### REQUIRED ACTIONS
#1 Render this sentence from the blog post on the cervical cancer vaccine debate into Spanish: "Two pharmaceutical companies - Merck and GlaxoSmithKline - have designed a cervical cancer vaccine."
#2 Carry on the blog post about the cervical cancer vaccine debate, starting right after its last line.

### DOCUMENT EXTRACT

:::::

Friday, March 03, 2006

American Taliban

What kind of a parent puts the life and health of their child at risk rather than accept that they may be or may become sexually active? This story is from Sojourners Online - an organization of progressive Christians for peace and justice, you can find the link on my side bar. I'm not sure if this story is linkable or if you need to subscribe to see the content, but here are some excerpts.

When it comes to teen sex, all parents hope and pray that their children make wise choices. Children as young as 12 or 13 weigh decisions with consequences that could impact the rest of their lives in a dramatic way.

Parental anxiety therefore is unavoidable, all the more so because they realize that the ultimate choices their teens make about sex are beyond their control. That begs a question: If a child violates the moral code that parents set, are those parents willing to put their child's life in mortal danger? Tragically, some Christians are willing to answer, "Yes."

A little-known debate is smoldering at the U.S. Food and Drug Administration that may burst soon into a major fire. Two pharmaceutical companies - Merck and GlaxoSmithKline - have designed a cervical cancer vaccine. In clinical trials the Merck drug, Gardasil, is proving to be up to 100% effective in fighting the dominant strain of the virus causing cervical cancer. The pharmaceutical companies and a growing movement of public health advocates want all girls to be inoculated with the vaccine as they presently are for other high-risk viruses.

The Family Research Council is leading a charge of Religious Right groups to halt any such national inoculation program. The human papilloma virus (HPV) that generates cervical cancer is most typically passed along through genital contact with others. The Religious Right bloc concludes that offering a vaccine for HPV would undercut their promotion of sexual abstinence for adolescents.

So the logic of the religious right goes - I would rather my daughter risk cancer than have her vaccinated and have a conversation with her about reproductive choice and the risks of sexually transmitted diseases.


audacious said...

:::::

### Stored data entries
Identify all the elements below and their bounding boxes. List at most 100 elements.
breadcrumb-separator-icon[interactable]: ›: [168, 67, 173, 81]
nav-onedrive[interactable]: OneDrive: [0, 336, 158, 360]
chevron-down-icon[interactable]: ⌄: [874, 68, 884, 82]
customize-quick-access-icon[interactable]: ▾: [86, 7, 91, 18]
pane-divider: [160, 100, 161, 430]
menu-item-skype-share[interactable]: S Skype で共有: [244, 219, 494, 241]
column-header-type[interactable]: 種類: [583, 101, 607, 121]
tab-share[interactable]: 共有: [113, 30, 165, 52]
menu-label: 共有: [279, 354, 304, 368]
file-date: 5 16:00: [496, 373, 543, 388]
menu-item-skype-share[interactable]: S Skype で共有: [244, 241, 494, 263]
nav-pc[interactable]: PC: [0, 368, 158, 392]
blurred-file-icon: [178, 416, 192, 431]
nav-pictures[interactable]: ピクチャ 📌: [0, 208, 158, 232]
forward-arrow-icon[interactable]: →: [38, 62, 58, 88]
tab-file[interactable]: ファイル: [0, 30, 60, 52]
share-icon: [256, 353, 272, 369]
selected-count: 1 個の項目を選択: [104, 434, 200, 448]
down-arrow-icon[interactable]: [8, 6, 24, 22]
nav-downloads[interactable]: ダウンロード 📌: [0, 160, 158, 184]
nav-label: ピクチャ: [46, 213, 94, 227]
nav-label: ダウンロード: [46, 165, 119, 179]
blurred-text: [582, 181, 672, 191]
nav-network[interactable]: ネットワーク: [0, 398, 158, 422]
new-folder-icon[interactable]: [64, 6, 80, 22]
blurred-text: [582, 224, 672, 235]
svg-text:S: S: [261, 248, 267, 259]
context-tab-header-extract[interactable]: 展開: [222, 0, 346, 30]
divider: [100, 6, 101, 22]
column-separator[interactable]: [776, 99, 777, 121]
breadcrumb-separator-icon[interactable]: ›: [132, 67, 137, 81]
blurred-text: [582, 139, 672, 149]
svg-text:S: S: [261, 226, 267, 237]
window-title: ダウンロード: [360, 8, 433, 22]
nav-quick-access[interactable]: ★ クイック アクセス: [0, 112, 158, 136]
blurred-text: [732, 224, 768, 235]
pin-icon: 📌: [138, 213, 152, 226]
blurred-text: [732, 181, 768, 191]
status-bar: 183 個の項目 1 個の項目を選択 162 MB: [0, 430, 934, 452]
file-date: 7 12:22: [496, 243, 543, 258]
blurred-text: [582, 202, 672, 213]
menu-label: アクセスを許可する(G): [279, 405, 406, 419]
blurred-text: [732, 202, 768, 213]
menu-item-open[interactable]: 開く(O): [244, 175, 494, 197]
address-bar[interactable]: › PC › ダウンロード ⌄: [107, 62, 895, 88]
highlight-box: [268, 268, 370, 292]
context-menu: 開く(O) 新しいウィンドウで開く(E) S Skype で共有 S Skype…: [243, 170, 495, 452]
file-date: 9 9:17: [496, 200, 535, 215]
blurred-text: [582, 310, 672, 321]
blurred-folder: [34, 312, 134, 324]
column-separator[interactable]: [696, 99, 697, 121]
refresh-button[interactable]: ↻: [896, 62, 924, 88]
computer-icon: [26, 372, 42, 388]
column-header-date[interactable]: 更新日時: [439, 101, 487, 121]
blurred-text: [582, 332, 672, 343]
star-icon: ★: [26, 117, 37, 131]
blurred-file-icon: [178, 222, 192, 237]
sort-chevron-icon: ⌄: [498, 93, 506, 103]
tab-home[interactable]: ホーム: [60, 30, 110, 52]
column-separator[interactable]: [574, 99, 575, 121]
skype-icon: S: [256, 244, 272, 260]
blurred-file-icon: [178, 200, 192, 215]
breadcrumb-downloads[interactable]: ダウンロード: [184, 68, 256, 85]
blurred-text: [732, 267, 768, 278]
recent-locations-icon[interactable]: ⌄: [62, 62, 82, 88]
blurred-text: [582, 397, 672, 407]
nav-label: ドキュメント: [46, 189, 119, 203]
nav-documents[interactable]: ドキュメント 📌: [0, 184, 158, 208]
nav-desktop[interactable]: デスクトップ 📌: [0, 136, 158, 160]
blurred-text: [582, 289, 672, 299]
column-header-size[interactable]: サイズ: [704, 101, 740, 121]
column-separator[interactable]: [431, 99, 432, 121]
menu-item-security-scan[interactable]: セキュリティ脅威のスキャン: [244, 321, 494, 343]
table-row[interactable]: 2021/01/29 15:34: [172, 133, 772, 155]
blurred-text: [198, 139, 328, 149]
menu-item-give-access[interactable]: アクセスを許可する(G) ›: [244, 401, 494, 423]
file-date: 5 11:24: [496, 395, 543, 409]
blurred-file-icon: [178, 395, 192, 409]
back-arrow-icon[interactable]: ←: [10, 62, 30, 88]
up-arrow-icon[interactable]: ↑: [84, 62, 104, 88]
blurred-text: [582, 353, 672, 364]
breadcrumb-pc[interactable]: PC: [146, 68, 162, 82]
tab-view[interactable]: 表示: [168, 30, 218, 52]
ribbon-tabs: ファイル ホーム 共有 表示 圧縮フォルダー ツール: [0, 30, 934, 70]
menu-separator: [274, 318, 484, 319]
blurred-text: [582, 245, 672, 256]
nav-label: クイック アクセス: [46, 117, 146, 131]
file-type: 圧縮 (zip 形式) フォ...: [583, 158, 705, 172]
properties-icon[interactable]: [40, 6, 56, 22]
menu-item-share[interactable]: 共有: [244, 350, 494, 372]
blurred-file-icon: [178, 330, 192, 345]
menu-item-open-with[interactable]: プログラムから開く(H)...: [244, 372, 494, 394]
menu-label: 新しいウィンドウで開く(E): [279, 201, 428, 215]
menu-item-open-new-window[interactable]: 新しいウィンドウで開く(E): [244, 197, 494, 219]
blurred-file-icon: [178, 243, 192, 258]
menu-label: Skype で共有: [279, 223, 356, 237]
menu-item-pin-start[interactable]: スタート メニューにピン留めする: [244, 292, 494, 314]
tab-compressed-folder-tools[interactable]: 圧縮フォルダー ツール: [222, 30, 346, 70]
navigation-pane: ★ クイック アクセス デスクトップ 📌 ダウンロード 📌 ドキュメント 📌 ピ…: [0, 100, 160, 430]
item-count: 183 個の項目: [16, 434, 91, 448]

:::::

### ANSWER SET
#1 Dos compañías farmacéuticas (Merck y GlaxoSmithKline) han diseñado una vacuna contra el cáncer de cuello uterino.

#2
makes ya wonder what makes people tick ... geeze ...
good post.

Saskboy said...

It bothers me that the vaccine is at all described as a "cervical cancer vaccine". It's a vaccine against certain strains of HPV a virus that is known in some cases to cause cervical cancer. For all we know, it is behind other cancers too, such as prostate. If it were being marketed as an aid for male health too, then the aging and prodominantly male government in the states would make sure the medicine was widely dispersed.

CoteGauche said...

The other thing that makes this such a ridiculous issue is that when you are inoculating 12 year olds, how many kids know the difference between Human Papiloma Virus, Diptheria and whooping cough? I mean, if you really, really want to really want to treat your children like idiots and obscure the whole transmission vector issue, it is possible. Or you could be up front with them and tell them that it will protect them against virus that causes cervical cancer, that the virus is spread by sexual contact, and then have a discussion about healthy and/or morale reproductive choices. But the protection is there in case they become sexually active in the furture.

Additionally, it concerns me from a public health perspective, there is a small chance that like the polio virus, this virus could be irradicated through widespread innoculation. That means that choices that these idiots make affect the whole population.